Give the listing again exactly, omitting its images.

--- THE INPUT ---

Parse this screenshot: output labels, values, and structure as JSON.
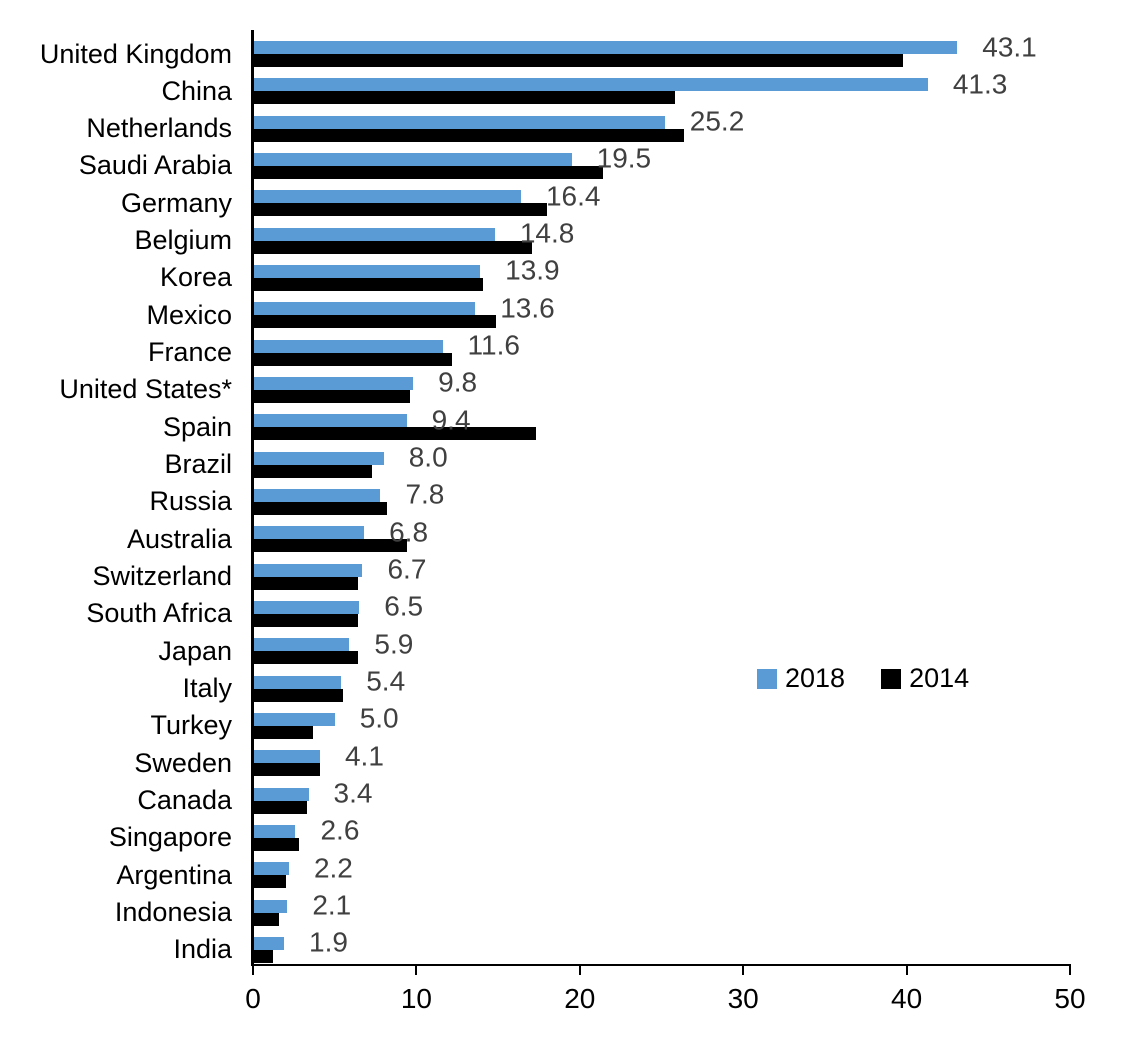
{
  "chart_data": {
    "type": "bar",
    "orientation": "horizontal",
    "title": "",
    "xlabel": "",
    "ylabel": "",
    "xlim": [
      0,
      50
    ],
    "x_ticks": [
      0,
      10,
      20,
      30,
      40,
      50
    ],
    "grid": false,
    "legend_position": "middle-right",
    "categories": [
      "United Kingdom",
      "China",
      "Netherlands",
      "Saudi Arabia",
      "Germany",
      "Belgium",
      "Korea",
      "Mexico",
      "France",
      "United States*",
      "Spain",
      "Brazil",
      "Russia",
      "Australia",
      "Switzerland",
      "South Africa",
      "Japan",
      "Italy",
      "Turkey",
      "Sweden",
      "Canada",
      "Singapore",
      "Argentina",
      "Indonesia",
      "India"
    ],
    "series": [
      {
        "name": "2018",
        "color": "#5B9BD5",
        "values": [
          43.1,
          41.3,
          25.2,
          19.5,
          16.4,
          14.8,
          13.9,
          13.6,
          11.6,
          9.8,
          9.4,
          8.0,
          7.8,
          6.8,
          6.7,
          6.5,
          5.9,
          5.4,
          5.0,
          4.1,
          3.4,
          2.6,
          2.2,
          2.1,
          1.9
        ]
      },
      {
        "name": "2014",
        "color": "#000000",
        "values": [
          39.8,
          25.8,
          26.4,
          21.4,
          18.0,
          17.1,
          14.1,
          14.9,
          12.2,
          9.6,
          17.3,
          7.3,
          8.2,
          9.4,
          6.4,
          6.4,
          6.4,
          5.5,
          3.7,
          4.1,
          3.3,
          2.8,
          2.0,
          1.6,
          1.2
        ]
      }
    ],
    "data_labels": [
      "43.1",
      "41.3",
      "25.2",
      "19.5",
      "16.4",
      "14.8",
      "13.9",
      "13.6",
      "11.6",
      "9.8",
      "9.4",
      "8.0",
      "7.8",
      "6.8",
      "6.7",
      "6.5",
      "5.9",
      "5.4",
      "5.0",
      "4.1",
      "3.4",
      "2.6",
      "2.2",
      "2.1",
      "1.9"
    ],
    "data_label_series": "2018",
    "data_label_color": "#404040"
  },
  "legend": {
    "items": [
      {
        "label": "2018",
        "color": "#5B9BD5"
      },
      {
        "label": "2014",
        "color": "#000000"
      }
    ]
  },
  "axis": {
    "tick_labels": [
      "0",
      "10",
      "20",
      "30",
      "40",
      "50"
    ],
    "color": "#000000"
  }
}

---

◆ SOLVED EXERCISE ◆
Parse this screenshot: output labels, values, and structure as JSON.
{
  "chart_data": {
    "type": "bar",
    "orientation": "horizontal",
    "title": "",
    "xlabel": "",
    "ylabel": "",
    "xlim": [
      0,
      50
    ],
    "x_ticks": [
      0,
      10,
      20,
      30,
      40,
      50
    ],
    "grid": false,
    "legend_position": "middle-right",
    "categories": [
      "United Kingdom",
      "China",
      "Netherlands",
      "Saudi Arabia",
      "Germany",
      "Belgium",
      "Korea",
      "Mexico",
      "France",
      "United States*",
      "Spain",
      "Brazil",
      "Russia",
      "Australia",
      "Switzerland",
      "South Africa",
      "Japan",
      "Italy",
      "Turkey",
      "Sweden",
      "Canada",
      "Singapore",
      "Argentina",
      "Indonesia",
      "India"
    ],
    "series": [
      {
        "name": "2018",
        "color": "#5B9BD5",
        "values": [
          43.1,
          41.3,
          25.2,
          19.5,
          16.4,
          14.8,
          13.9,
          13.6,
          11.6,
          9.8,
          9.4,
          8.0,
          7.8,
          6.8,
          6.7,
          6.5,
          5.9,
          5.4,
          5.0,
          4.1,
          3.4,
          2.6,
          2.2,
          2.1,
          1.9
        ]
      },
      {
        "name": "2014",
        "color": "#000000",
        "values": [
          39.8,
          25.8,
          26.4,
          21.4,
          18.0,
          17.1,
          14.1,
          14.9,
          12.2,
          9.6,
          17.3,
          7.3,
          8.2,
          9.4,
          6.4,
          6.4,
          6.4,
          5.5,
          3.7,
          4.1,
          3.3,
          2.8,
          2.0,
          1.6,
          1.2
        ]
      }
    ],
    "data_labels": [
      "43.1",
      "41.3",
      "25.2",
      "19.5",
      "16.4",
      "14.8",
      "13.9",
      "13.6",
      "11.6",
      "9.8",
      "9.4",
      "8.0",
      "7.8",
      "6.8",
      "6.7",
      "6.5",
      "5.9",
      "5.4",
      "5.0",
      "4.1",
      "3.4",
      "2.6",
      "2.2",
      "2.1",
      "1.9"
    ],
    "data_label_series": "2018",
    "data_label_color": "#404040"
  },
  "legend": {
    "items": [
      {
        "label": "2018",
        "color": "#5B9BD5"
      },
      {
        "label": "2014",
        "color": "#000000"
      }
    ]
  },
  "axis": {
    "tick_labels": [
      "0",
      "10",
      "20",
      "30",
      "40",
      "50"
    ],
    "color": "#000000"
  }
}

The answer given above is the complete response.